Record set:
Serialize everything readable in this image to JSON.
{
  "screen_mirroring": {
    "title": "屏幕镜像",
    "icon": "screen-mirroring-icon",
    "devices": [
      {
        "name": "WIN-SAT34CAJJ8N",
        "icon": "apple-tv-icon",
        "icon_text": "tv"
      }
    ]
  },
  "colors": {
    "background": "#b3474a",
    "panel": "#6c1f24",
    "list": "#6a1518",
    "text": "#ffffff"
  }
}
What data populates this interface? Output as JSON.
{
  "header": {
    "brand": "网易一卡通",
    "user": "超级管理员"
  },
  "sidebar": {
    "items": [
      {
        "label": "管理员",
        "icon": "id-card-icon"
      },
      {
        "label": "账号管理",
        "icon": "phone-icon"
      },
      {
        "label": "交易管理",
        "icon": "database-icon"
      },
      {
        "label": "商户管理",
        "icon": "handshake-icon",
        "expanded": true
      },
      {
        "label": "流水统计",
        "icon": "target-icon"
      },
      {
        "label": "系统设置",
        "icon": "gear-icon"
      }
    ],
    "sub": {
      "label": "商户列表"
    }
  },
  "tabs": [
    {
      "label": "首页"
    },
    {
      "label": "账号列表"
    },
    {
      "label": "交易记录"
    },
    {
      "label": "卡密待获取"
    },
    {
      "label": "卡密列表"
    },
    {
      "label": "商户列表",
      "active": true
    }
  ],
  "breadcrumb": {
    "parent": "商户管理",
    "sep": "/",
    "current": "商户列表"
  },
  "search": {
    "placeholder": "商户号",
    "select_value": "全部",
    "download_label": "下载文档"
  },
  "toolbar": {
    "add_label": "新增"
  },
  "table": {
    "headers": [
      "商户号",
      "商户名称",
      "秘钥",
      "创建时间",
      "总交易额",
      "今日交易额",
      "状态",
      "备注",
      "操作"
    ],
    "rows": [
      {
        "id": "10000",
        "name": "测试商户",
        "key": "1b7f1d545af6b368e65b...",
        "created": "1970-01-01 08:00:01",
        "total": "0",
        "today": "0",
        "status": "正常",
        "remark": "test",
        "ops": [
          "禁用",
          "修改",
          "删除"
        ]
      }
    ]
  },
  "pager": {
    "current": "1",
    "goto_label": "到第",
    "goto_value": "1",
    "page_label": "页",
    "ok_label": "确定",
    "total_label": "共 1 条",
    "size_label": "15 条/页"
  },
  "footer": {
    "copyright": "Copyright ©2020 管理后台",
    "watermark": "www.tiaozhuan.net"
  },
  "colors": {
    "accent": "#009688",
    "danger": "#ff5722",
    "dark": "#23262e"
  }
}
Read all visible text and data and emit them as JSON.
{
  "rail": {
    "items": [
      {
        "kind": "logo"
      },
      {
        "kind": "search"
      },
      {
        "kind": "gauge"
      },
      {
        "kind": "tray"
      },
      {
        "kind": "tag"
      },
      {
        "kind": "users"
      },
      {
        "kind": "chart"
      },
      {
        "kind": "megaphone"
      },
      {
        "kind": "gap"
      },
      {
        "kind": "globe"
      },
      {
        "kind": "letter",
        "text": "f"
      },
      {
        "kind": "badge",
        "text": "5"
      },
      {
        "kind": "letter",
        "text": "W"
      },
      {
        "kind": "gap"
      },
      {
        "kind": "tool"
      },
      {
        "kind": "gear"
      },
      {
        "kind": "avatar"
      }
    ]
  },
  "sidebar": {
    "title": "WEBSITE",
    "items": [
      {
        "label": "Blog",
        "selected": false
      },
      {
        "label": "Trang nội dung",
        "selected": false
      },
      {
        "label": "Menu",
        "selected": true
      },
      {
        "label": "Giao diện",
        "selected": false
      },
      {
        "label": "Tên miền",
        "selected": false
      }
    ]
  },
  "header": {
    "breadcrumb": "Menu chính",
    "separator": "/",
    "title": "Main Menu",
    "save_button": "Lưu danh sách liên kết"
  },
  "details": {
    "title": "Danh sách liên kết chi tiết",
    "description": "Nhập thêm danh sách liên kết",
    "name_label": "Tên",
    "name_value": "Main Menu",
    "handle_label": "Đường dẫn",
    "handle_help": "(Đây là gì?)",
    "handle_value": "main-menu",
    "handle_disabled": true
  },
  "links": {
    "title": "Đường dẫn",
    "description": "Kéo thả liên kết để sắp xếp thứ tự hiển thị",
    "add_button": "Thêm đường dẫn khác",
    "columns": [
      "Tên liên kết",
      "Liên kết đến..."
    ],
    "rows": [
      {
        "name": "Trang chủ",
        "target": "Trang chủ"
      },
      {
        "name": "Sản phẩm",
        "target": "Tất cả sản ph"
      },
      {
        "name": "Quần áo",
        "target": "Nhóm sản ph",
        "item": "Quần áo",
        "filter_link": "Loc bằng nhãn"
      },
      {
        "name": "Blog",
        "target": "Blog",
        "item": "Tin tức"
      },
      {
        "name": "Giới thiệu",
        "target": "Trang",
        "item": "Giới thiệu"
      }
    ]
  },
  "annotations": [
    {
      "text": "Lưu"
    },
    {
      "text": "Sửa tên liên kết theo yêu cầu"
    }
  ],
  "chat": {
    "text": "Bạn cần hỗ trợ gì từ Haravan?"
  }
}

Required work:
Select, from the listing, all lines that include the word "target".

Solution to this task:
        "icon": "target-icon"
        "target": "Trang chủ"
        "target": "Tất cả sản ph"
        "target": "Nhóm sản ph",
        "target": "Blog",
        "target": "Trang",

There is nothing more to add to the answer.